# SUPPLIED ENTRIES
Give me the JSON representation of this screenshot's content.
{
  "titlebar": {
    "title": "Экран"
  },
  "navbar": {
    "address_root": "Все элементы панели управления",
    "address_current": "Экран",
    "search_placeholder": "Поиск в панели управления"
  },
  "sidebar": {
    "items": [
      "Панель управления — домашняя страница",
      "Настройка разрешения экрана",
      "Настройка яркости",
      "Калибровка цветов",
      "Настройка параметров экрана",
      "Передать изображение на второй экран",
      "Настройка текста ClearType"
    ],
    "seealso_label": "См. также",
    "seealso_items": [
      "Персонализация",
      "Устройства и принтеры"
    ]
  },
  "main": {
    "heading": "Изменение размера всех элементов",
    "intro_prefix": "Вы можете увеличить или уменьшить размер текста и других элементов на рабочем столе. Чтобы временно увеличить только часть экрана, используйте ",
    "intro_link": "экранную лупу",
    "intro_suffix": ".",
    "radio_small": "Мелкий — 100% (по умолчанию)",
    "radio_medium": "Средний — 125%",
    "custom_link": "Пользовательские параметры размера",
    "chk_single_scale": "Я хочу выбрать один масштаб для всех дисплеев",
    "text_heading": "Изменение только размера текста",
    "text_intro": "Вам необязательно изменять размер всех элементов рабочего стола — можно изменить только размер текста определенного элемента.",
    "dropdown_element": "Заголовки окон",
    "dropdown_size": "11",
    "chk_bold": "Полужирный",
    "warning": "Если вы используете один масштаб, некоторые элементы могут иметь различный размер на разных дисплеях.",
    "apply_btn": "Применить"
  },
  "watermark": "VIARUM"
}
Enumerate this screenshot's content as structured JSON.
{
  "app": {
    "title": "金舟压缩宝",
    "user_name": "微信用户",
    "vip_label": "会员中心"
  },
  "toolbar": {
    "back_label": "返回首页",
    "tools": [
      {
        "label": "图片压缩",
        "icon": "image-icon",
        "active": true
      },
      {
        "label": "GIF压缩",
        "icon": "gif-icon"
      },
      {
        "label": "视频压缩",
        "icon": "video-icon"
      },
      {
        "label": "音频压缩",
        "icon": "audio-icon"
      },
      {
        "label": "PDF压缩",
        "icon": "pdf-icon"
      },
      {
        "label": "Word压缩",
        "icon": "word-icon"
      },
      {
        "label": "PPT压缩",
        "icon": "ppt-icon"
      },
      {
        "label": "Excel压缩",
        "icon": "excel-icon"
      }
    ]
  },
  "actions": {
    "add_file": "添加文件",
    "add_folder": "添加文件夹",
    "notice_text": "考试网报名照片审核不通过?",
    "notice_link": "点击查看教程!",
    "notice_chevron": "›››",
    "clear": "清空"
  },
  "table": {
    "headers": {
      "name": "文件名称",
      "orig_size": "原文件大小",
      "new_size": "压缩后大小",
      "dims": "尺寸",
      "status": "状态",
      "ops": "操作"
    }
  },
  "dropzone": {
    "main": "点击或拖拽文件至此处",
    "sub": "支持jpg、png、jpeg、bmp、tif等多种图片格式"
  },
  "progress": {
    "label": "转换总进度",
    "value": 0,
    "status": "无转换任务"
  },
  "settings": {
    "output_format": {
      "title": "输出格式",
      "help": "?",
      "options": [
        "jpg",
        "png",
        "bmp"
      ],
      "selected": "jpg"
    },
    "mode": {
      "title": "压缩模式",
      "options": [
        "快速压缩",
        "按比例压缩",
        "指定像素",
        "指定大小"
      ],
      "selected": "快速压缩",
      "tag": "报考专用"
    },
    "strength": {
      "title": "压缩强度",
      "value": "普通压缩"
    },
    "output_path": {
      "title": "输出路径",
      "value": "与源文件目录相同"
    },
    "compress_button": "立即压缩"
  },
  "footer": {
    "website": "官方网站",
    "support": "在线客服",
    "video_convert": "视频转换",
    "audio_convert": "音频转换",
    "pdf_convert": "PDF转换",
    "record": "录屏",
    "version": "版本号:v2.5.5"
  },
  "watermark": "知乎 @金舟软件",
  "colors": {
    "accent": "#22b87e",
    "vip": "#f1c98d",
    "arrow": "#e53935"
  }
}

# PROBLEM REQUIREMENTS
Return every line above in which the string "всех" occurs.

# WORKED ANSWER
    "heading": "Изменение размера всех элементов",
    "chk_single_scale": "Я хочу выбрать один масштаб для всех дисплеев",
    "text_intro": "Вам необязательно изменять размер всех элементов рабочего стола — можно изменить только размер текста определенного элемента.",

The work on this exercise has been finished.